═══ DATA ENTRIES
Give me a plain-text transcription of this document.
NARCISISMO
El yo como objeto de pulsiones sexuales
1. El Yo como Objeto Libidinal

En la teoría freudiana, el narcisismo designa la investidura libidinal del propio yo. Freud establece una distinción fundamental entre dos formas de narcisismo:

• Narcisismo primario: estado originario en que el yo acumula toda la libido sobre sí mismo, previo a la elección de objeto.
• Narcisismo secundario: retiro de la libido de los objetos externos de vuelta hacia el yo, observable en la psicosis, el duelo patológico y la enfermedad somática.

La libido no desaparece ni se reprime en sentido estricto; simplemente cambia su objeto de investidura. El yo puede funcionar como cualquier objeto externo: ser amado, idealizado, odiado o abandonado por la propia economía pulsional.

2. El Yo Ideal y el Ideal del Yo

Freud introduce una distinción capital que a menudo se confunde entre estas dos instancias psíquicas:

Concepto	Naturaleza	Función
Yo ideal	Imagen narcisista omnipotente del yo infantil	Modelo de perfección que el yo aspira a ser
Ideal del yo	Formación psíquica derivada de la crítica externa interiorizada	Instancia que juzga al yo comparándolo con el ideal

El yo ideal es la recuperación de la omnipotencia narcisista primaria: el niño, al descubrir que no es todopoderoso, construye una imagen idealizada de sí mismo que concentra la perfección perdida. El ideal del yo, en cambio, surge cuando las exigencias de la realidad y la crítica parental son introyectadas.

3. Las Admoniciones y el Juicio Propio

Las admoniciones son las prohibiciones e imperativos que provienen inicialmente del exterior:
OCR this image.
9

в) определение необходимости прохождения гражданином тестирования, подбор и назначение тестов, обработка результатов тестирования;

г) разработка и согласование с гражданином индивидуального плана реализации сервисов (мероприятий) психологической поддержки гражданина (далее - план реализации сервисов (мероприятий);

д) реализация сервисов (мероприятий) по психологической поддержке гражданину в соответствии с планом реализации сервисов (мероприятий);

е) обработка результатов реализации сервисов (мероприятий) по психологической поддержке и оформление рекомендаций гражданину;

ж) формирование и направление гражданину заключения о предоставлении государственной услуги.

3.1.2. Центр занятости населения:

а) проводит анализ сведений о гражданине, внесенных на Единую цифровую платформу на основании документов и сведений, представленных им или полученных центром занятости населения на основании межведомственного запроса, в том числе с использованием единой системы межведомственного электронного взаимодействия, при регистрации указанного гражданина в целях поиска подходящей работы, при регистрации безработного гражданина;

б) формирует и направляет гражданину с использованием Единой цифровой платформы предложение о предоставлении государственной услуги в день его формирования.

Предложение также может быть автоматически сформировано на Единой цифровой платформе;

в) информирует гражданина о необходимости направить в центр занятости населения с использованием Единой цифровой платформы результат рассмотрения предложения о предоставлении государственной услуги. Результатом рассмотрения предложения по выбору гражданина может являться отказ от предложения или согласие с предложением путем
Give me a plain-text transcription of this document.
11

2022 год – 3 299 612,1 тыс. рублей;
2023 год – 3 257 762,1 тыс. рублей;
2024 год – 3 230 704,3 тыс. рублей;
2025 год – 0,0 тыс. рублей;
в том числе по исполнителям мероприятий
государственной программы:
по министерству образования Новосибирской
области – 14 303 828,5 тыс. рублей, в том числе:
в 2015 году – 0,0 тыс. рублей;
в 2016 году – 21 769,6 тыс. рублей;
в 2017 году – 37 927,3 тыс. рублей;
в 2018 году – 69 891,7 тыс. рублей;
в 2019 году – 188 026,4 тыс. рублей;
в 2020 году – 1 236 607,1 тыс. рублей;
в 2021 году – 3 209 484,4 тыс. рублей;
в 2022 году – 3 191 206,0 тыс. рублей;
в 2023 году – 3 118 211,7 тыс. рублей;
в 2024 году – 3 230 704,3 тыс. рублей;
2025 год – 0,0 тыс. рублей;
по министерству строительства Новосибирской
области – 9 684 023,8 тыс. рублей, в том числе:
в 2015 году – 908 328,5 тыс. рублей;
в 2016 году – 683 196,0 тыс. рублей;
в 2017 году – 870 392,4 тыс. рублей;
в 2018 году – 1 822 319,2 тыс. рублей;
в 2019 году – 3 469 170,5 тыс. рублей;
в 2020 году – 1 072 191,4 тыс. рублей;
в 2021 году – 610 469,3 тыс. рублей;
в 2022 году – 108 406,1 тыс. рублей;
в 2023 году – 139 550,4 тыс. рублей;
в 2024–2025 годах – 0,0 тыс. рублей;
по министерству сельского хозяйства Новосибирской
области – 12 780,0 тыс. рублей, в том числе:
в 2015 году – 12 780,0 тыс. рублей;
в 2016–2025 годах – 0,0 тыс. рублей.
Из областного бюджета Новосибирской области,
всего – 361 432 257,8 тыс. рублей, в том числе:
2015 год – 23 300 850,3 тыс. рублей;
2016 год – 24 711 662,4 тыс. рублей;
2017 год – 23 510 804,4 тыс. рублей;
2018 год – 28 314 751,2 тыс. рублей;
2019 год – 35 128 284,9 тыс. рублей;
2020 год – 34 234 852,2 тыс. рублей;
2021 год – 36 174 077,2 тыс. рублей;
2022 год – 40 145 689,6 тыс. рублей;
══════
◆ **SHORT TASK**: Which lines hold the word "mismo"? Show each one.

◆ **RESULT**:
• Narcisismo primario: estado originario en que el yo acumula toda la libido sobre sí mismo, previo a la elección de objeto.
El yo ideal es la recuperación de la omnipotencia narcisista primaria: el niño, al descubrir que no es todopoderoso, construye una imagen idealizada de sí mismo que concentra la perfección perdida. El ideal del yo, en cambio, surge cuando las exigencias de la realidad y la crítica parental son introyectadas.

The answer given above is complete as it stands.